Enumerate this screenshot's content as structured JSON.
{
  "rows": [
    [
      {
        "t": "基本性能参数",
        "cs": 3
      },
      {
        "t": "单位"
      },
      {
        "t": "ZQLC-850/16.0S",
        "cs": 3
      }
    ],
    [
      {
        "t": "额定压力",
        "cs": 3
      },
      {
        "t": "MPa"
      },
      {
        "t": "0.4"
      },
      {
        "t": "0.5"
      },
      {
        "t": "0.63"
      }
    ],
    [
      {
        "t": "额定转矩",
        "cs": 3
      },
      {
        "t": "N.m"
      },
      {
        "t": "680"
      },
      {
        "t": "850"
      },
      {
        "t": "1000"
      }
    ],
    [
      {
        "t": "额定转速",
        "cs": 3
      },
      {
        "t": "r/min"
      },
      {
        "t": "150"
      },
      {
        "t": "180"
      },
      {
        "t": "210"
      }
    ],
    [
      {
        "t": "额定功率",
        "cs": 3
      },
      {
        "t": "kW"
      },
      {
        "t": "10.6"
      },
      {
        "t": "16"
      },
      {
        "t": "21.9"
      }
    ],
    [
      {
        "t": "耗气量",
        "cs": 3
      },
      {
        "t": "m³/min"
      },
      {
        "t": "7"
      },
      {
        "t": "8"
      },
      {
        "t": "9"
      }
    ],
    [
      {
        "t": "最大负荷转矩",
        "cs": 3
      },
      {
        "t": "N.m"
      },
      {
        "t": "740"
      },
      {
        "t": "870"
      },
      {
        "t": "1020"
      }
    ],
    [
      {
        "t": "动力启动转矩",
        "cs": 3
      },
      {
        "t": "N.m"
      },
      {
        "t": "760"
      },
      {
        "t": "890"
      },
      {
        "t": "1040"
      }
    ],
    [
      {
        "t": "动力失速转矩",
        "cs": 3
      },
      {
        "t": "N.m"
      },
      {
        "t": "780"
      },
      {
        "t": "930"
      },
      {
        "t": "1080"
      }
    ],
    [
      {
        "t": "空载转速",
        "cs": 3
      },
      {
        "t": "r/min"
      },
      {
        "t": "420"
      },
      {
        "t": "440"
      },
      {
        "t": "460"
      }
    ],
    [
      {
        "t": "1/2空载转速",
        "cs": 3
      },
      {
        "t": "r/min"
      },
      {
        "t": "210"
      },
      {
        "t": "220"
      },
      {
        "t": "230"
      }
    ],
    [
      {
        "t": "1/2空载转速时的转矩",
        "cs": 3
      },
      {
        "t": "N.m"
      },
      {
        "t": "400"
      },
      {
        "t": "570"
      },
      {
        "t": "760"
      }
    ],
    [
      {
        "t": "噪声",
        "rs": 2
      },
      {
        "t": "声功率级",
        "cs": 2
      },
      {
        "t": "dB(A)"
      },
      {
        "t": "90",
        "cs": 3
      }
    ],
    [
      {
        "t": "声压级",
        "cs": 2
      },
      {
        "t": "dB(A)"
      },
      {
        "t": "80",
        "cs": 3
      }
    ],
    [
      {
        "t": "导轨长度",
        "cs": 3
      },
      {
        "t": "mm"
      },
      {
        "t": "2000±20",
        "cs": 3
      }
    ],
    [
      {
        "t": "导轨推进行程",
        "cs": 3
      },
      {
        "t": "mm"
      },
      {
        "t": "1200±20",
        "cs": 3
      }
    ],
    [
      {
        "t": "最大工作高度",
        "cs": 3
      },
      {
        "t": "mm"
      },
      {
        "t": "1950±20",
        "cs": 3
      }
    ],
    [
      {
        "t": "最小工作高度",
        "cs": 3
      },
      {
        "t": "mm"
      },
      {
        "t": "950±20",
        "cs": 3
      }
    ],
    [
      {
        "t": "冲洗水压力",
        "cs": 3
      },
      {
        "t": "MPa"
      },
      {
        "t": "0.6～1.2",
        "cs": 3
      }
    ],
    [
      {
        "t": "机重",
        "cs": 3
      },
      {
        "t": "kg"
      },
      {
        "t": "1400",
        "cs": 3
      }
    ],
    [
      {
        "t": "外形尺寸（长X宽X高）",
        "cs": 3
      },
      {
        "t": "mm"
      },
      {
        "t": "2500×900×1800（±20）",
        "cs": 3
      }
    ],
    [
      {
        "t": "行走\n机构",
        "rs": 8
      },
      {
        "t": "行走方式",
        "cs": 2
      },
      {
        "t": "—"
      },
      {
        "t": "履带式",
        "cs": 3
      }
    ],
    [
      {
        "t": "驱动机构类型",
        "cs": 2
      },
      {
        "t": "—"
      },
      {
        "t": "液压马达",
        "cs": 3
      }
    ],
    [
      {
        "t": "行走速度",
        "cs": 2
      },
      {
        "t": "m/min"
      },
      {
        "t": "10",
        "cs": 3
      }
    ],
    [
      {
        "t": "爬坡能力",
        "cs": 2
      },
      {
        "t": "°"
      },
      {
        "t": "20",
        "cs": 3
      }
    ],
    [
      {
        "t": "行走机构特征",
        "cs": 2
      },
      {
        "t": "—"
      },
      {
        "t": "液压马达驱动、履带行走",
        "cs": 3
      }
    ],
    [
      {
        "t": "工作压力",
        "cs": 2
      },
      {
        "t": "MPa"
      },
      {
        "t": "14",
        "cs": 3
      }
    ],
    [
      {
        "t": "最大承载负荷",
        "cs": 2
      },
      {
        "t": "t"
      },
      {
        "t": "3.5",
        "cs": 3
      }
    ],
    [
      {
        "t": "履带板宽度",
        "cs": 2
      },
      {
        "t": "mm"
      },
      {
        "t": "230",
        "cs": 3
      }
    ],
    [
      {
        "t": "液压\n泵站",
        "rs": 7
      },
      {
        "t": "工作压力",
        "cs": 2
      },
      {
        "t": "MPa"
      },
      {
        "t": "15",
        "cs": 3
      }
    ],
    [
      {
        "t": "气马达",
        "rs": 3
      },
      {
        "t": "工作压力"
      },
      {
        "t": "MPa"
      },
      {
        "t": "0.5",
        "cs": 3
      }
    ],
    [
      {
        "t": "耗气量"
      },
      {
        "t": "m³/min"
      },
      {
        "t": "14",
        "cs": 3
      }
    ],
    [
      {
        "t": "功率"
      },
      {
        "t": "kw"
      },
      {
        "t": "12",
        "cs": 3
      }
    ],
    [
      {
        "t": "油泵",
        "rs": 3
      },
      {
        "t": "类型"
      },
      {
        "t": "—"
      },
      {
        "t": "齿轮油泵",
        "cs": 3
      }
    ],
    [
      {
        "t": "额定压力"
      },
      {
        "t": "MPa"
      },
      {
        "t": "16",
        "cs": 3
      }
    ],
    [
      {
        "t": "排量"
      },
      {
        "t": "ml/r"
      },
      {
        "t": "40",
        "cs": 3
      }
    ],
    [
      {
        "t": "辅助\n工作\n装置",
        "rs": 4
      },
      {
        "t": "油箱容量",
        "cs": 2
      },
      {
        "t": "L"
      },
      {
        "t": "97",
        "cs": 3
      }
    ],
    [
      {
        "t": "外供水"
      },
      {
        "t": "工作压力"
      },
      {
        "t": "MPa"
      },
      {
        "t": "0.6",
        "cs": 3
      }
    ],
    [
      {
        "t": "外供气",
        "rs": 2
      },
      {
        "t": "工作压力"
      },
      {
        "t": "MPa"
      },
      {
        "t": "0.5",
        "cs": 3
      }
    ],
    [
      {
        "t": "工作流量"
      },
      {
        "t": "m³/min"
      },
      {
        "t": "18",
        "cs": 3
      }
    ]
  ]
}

━━━━━━━━━━━━━━━━━━━━━━━━━━━━━━

What you will do: Please return the data above exactly as given.

Expected output:
Enumerate this screenshot's content as structured JSON.
{
  "rows": [
    [
      {
        "t": "基本性能参数",
        "cs": 3
      },
      {
        "t": "单位"
      },
      {
        "t": "ZQLC-850/16.0S",
        "cs": 3
      }
    ],
    [
      {
        "t": "额定压力",
        "cs": 3
      },
      {
        "t": "MPa"
      },
      {
        "t": "0.4"
      },
      {
        "t": "0.5"
      },
      {
        "t": "0.63"
      }
    ],
    [
      {
        "t": "额定转矩",
        "cs": 3
      },
      {
        "t": "N.m"
      },
      {
        "t": "680"
      },
      {
        "t": "850"
      },
      {
        "t": "1000"
      }
    ],
    [
      {
        "t": "额定转速",
        "cs": 3
      },
      {
        "t": "r/min"
      },
      {
        "t": "150"
      },
      {
        "t": "180"
      },
      {
        "t": "210"
      }
    ],
    [
      {
        "t": "额定功率",
        "cs": 3
      },
      {
        "t": "kW"
      },
      {
        "t": "10.6"
      },
      {
        "t": "16"
      },
      {
        "t": "21.9"
      }
    ],
    [
      {
        "t": "耗气量",
        "cs": 3
      },
      {
        "t": "m³/min"
      },
      {
        "t": "7"
      },
      {
        "t": "8"
      },
      {
        "t": "9"
      }
    ],
    [
      {
        "t": "最大负荷转矩",
        "cs": 3
      },
      {
        "t": "N.m"
      },
      {
        "t": "740"
      },
      {
        "t": "870"
      },
      {
        "t": "1020"
      }
    ],
    [
      {
        "t": "动力启动转矩",
        "cs": 3
      },
      {
        "t": "N.m"
      },
      {
        "t": "760"
      },
      {
        "t": "890"
      },
      {
        "t": "1040"
      }
    ],
    [
      {
        "t": "动力失速转矩",
        "cs": 3
      },
      {
        "t": "N.m"
      },
      {
        "t": "780"
      },
      {
        "t": "930"
      },
      {
        "t": "1080"
      }
    ],
    [
      {
        "t": "空载转速",
        "cs": 3
      },
      {
        "t": "r/min"
      },
      {
        "t": "420"
      },
      {
        "t": "440"
      },
      {
        "t": "460"
      }
    ],
    [
      {
        "t": "1/2空载转速",
        "cs": 3
      },
      {
        "t": "r/min"
      },
      {
        "t": "210"
      },
      {
        "t": "220"
      },
      {
        "t": "230"
      }
    ],
    [
      {
        "t": "1/2空载转速时的转矩",
        "cs": 3
      },
      {
        "t": "N.m"
      },
      {
        "t": "400"
      },
      {
        "t": "570"
      },
      {
        "t": "760"
      }
    ],
    [
      {
        "t": "噪声",
        "rs": 2
      },
      {
        "t": "声功率级",
        "cs": 2
      },
      {
        "t": "dB(A)"
      },
      {
        "t": "90",
        "cs": 3
      }
    ],
    [
      {
        "t": "声压级",
        "cs": 2
      },
      {
        "t": "dB(A)"
      },
      {
        "t": "80",
        "cs": 3
      }
    ],
    [
      {
        "t": "导轨长度",
        "cs": 3
      },
      {
        "t": "mm"
      },
      {
        "t": "2000±20",
        "cs": 3
      }
    ],
    [
      {
        "t": "导轨推进行程",
        "cs": 3
      },
      {
        "t": "mm"
      },
      {
        "t": "1200±20",
        "cs": 3
      }
    ],
    [
      {
        "t": "最大工作高度",
        "cs": 3
      },
      {
        "t": "mm"
      },
      {
        "t": "1950±20",
        "cs": 3
      }
    ],
    [
      {
        "t": "最小工作高度",
        "cs": 3
      },
      {
        "t": "mm"
      },
      {
        "t": "950±20",
        "cs": 3
      }
    ],
    [
      {
        "t": "冲洗水压力",
        "cs": 3
      },
      {
        "t": "MPa"
      },
      {
        "t": "0.6～1.2",
        "cs": 3
      }
    ],
    [
      {
        "t": "机重",
        "cs": 3
      },
      {
        "t": "kg"
      },
      {
        "t": "1400",
        "cs": 3
      }
    ],
    [
      {
        "t": "外形尺寸（长X宽X高）",
        "cs": 3
      },
      {
        "t": "mm"
      },
      {
        "t": "2500×900×1800（±20）",
        "cs": 3
      }
    ],
    [
      {
        "t": "行走\n机构",
        "rs": 8
      },
      {
        "t": "行走方式",
        "cs": 2
      },
      {
        "t": "—"
      },
      {
        "t": "履带式",
        "cs": 3
      }
    ],
    [
      {
        "t": "驱动机构类型",
        "cs": 2
      },
      {
        "t": "—"
      },
      {
        "t": "液压马达",
        "cs": 3
      }
    ],
    [
      {
        "t": "行走速度",
        "cs": 2
      },
      {
        "t": "m/min"
      },
      {
        "t": "10",
        "cs": 3
      }
    ],
    [
      {
        "t": "爬坡能力",
        "cs": 2
      },
      {
        "t": "°"
      },
      {
        "t": "20",
        "cs": 3
      }
    ],
    [
      {
        "t": "行走机构特征",
        "cs": 2
      },
      {
        "t": "—"
      },
      {
        "t": "液压马达驱动、履带行走",
        "cs": 3
      }
    ],
    [
      {
        "t": "工作压力",
        "cs": 2
      },
      {
        "t": "MPa"
      },
      {
        "t": "14",
        "cs": 3
      }
    ],
    [
      {
        "t": "最大承载负荷",
        "cs": 2
      },
      {
        "t": "t"
      },
      {
        "t": "3.5",
        "cs": 3
      }
    ],
    [
      {
        "t": "履带板宽度",
        "cs": 2
      },
      {
        "t": "mm"
      },
      {
        "t": "230",
        "cs": 3
      }
    ],
    [
      {
        "t": "液压\n泵站",
        "rs": 7
      },
      {
        "t": "工作压力",
        "cs": 2
      },
      {
        "t": "MPa"
      },
      {
        "t": "15",
        "cs": 3
      }
    ],
    [
      {
        "t": "气马达",
        "rs": 3
      },
      {
        "t": "工作压力"
      },
      {
        "t": "MPa"
      },
      {
        "t": "0.5",
        "cs": 3
      }
    ],
    [
      {
        "t": "耗气量"
      },
      {
        "t": "m³/min"
      },
      {
        "t": "14",
        "cs": 3
      }
    ],
    [
      {
        "t": "功率"
      },
      {
        "t": "kw"
      },
      {
        "t": "12",
        "cs": 3
      }
    ],
    [
      {
        "t": "油泵",
        "rs": 3
      },
      {
        "t": "类型"
      },
      {
        "t": "—"
      },
      {
        "t": "齿轮油泵",
        "cs": 3
      }
    ],
    [
      {
        "t": "额定压力"
      },
      {
        "t": "MPa"
      },
      {
        "t": "16",
        "cs": 3
      }
    ],
    [
      {
        "t": "排量"
      },
      {
        "t": "ml/r"
      },
      {
        "t": "40",
        "cs": 3
      }
    ],
    [
      {
        "t": "辅助\n工作\n装置",
        "rs": 4
      },
      {
        "t": "油箱容量",
        "cs": 2
      },
      {
        "t": "L"
      },
      {
        "t": "97",
        "cs": 3
      }
    ],
    [
      {
        "t": "外供水"
      },
      {
        "t": "工作压力"
      },
      {
        "t": "MPa"
      },
      {
        "t": "0.6",
        "cs": 3
      }
    ],
    [
      {
        "t": "外供气",
        "rs": 2
      },
      {
        "t": "工作压力"
      },
      {
        "t": "MPa"
      },
      {
        "t": "0.5",
        "cs": 3
      }
    ],
    [
      {
        "t": "工作流量"
      },
      {
        "t": "m³/min"
      },
      {
        "t": "18",
        "cs": 3
      }
    ]
  ]
}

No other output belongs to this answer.